━━━━━ DATA SUPPLIED
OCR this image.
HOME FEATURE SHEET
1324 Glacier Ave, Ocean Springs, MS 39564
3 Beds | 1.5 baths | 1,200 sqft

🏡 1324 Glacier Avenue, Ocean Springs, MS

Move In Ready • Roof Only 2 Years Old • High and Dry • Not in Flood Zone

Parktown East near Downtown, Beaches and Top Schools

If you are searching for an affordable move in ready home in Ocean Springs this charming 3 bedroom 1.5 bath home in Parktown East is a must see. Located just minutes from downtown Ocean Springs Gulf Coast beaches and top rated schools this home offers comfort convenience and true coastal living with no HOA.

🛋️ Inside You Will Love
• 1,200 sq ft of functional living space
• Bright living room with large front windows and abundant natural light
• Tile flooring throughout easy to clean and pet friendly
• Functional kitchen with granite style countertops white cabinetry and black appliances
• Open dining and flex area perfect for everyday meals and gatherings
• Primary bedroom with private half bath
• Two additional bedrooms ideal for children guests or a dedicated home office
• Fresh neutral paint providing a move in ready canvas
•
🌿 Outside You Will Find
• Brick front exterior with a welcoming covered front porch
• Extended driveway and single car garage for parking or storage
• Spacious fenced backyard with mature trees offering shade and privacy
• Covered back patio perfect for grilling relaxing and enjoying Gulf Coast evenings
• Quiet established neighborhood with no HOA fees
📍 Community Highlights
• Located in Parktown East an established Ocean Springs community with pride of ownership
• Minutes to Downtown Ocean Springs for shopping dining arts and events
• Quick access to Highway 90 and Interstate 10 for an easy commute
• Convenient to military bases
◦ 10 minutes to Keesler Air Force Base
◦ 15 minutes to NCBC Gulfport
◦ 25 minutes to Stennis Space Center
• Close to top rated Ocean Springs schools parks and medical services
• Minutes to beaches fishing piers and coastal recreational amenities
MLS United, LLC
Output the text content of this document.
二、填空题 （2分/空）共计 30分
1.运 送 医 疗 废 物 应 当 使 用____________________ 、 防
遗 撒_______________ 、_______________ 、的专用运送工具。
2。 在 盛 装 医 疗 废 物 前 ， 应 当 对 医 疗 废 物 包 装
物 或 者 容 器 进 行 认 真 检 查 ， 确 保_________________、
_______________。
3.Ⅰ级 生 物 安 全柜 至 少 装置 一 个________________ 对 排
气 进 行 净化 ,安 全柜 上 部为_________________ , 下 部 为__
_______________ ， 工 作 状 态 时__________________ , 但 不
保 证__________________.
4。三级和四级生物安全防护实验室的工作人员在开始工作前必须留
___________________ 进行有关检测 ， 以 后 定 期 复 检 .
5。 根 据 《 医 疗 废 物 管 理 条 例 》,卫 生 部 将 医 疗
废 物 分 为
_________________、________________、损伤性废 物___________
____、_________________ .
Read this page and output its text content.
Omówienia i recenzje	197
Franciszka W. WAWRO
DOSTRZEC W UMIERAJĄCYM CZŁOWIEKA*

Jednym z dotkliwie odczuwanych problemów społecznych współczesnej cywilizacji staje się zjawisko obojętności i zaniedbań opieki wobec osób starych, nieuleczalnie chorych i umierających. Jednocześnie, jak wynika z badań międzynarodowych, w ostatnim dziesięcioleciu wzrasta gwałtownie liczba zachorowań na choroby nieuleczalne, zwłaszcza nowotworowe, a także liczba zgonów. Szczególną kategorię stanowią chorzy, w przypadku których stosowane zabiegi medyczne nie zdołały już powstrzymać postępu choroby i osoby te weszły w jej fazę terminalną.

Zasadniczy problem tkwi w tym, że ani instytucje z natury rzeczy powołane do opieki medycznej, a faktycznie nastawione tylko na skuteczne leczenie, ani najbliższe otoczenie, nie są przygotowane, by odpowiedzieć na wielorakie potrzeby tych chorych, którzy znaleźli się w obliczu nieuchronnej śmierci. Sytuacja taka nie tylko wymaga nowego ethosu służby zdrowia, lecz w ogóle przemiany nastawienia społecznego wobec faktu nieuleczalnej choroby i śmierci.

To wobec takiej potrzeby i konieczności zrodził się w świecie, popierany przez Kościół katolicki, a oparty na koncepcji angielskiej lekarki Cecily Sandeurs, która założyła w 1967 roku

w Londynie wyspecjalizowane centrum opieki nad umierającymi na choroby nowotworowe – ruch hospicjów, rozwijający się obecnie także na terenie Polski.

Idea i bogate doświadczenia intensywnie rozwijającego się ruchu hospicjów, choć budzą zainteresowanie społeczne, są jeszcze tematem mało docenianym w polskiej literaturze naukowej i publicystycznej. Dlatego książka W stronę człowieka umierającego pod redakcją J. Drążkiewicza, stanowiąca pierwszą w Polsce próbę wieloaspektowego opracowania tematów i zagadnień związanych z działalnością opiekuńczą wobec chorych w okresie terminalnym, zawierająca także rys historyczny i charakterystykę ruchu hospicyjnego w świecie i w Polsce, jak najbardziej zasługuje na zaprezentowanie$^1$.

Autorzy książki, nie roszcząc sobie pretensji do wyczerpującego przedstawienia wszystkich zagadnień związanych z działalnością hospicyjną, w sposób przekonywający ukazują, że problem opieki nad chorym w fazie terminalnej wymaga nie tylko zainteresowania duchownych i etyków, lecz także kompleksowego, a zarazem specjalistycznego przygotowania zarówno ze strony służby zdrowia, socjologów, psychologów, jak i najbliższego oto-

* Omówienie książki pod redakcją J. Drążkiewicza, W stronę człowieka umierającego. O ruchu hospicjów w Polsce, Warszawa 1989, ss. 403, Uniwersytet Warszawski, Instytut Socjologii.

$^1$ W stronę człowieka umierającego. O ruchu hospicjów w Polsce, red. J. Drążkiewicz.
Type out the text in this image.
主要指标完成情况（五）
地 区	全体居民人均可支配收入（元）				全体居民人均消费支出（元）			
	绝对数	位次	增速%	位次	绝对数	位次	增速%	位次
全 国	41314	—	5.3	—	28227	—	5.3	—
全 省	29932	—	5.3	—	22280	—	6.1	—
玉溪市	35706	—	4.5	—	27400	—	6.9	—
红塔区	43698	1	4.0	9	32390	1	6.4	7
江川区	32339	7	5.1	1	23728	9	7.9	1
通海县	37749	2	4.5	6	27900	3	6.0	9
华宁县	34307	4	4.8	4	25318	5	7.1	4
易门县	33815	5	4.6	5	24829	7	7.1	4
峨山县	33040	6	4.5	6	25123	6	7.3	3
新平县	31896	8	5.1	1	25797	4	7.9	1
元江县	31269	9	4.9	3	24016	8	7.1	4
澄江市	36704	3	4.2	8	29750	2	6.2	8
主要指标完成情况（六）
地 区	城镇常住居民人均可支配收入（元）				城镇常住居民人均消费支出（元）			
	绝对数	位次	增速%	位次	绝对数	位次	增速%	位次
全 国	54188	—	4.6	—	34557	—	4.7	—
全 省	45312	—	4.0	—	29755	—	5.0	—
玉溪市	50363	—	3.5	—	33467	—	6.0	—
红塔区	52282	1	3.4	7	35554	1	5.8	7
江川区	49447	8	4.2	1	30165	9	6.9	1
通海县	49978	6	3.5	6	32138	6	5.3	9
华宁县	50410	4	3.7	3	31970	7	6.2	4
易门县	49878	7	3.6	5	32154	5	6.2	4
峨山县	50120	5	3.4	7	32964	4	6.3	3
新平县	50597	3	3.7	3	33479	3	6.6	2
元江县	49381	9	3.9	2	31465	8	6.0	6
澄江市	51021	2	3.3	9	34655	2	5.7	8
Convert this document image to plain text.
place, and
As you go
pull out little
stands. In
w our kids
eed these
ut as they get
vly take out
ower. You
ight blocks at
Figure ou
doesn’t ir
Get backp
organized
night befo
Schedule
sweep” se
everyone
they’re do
━━━━━━━━━━
◆ WHAT YOU WILL DO
For each line of the entries that includes "Located", show that line.

◆ RESULT
If you are searching for an affordable move in ready home in Ocean Springs this charming 3 bedroom 1.5 bath home in Parktown East is a must see. Located just minutes from downtown Ocean Springs Gulf Coast beaches and top rated schools this home offers comfort convenience and true coastal living with no HOA.
• Located in Parktown East an established Ocean Springs community with pride of ownership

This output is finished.